#### Stated task
Write out, word for word, the part of the page extract that opens with the words "I am a perfect" and closes with "voices of others.".

#### Page extract
....

I can imagine you get a fair share of criticism for your opinions. But unless
you password protect your website and make it request only access, you in fact
have an open invitation to all. A website is like hanging a sign on your door
saying 'this is what I think, please come in and I'll tell you all about it."
I am a perfect example, I was in fact looking for math equations and now your
views are (at least paritally) known to me. Any visitor to your site must be
exposed to your ideas before they can know them (and possibly disagree). All I
mean is that there are many arguments you can use with people who may critcize
you, but that they read the content on you site of their own free will is not a
very good one. 🙂
I sincerely thank you for replying and I will read more about this.
[now anon]
-=- But I can't wrap my mind around an
ethos-=-
If you think of every word you use, you won't be able to berate yourself with the voices of others.
It seems that some of your writing is recitation of things people have told you in the past. Everyone has those little loops of voice in their heads. You can "simply accept" that or you can decide on a case by case basis which ones to keep until you die and which ones to start talking back to.
If you use language without careful examination, you won't be speaking mindfully. School-style responses and reports involve parroting back, sounding confident, using the right buzzwords. But to be truly original and thoughtful, each word needs to be the one word a person really meant to use. It's a different kind of thinking.
-=- I not only believe that you would encourage
people to ask questions about the world around them, but that you would also
encourage them to use their common sense and good judgement when considering
those answers.
-=-
-=-I don't know if skeptical was the correct word for me to use. However, if we do
not ask questions we do not get answers. If we simply accept the answers as
fact, how do we get to the truth?-=-
My volunteer time is put into collecting the good stuff where others can get to it, and participating on discussion lists. You're welcome to join some of those lists (I'm on two, but there are several linked from that help page I sent you), but it would probably be best to wait until you have a child to really spend that kind of energy (and other people's energy).

....

#### Information given
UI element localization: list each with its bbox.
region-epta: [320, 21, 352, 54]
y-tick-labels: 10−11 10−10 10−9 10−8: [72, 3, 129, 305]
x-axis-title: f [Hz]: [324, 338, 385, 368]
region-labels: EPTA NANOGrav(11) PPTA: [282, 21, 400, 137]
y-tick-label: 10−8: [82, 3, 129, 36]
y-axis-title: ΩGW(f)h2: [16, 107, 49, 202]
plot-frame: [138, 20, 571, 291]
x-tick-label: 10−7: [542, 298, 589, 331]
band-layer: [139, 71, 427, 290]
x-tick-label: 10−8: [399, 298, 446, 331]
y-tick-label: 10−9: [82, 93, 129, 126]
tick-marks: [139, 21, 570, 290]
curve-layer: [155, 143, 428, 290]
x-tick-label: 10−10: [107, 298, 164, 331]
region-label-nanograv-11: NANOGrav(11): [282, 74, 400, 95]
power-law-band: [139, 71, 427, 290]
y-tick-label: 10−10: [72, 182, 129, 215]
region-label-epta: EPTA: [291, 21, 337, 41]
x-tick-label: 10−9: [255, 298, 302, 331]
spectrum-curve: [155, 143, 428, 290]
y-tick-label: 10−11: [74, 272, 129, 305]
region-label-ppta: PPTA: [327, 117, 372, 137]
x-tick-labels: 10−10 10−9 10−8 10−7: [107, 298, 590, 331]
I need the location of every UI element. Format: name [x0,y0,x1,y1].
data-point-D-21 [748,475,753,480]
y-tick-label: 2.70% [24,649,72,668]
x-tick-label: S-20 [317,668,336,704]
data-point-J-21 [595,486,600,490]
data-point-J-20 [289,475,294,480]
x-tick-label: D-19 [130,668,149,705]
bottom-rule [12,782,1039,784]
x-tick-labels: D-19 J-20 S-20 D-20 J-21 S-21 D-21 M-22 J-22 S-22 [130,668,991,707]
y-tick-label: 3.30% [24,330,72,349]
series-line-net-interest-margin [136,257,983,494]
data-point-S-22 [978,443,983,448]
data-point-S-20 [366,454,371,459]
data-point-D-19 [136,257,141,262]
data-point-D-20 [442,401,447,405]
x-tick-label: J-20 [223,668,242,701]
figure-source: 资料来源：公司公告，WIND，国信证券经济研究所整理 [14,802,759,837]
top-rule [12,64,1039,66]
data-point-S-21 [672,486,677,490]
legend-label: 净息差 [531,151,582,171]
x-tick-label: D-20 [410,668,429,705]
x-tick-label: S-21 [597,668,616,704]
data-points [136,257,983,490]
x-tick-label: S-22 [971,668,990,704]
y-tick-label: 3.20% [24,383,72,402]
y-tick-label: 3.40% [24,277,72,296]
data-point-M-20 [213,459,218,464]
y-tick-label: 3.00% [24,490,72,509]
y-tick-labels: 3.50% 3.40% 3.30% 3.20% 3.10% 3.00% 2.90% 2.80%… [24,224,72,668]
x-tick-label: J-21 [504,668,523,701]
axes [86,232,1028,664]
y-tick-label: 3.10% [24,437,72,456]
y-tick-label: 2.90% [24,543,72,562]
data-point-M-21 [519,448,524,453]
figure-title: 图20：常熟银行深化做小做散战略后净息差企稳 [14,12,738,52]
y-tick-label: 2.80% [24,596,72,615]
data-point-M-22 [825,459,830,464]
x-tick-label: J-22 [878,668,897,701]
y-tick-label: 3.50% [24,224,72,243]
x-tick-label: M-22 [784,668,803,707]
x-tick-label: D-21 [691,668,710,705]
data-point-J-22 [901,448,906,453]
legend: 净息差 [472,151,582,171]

....

#### The output
I am a perfect example, I was in fact looking for math equations and now your
views are (at least paritally) known to me. Any visitor to your site must be
exposed to your ideas before they can know them (and possibly disagree). All I
mean is that there are many arguments you can use with people who may critcize
you, but that they read the content on you site of their own free will is not a
very good one. 🙂
I sincerely thank you for replying and I will read more about this.
[now anon]
-=- But I can't wrap my mind around an
ethos-=-
If you think of every word you use, you won't be able to berate yourself with the voices of others.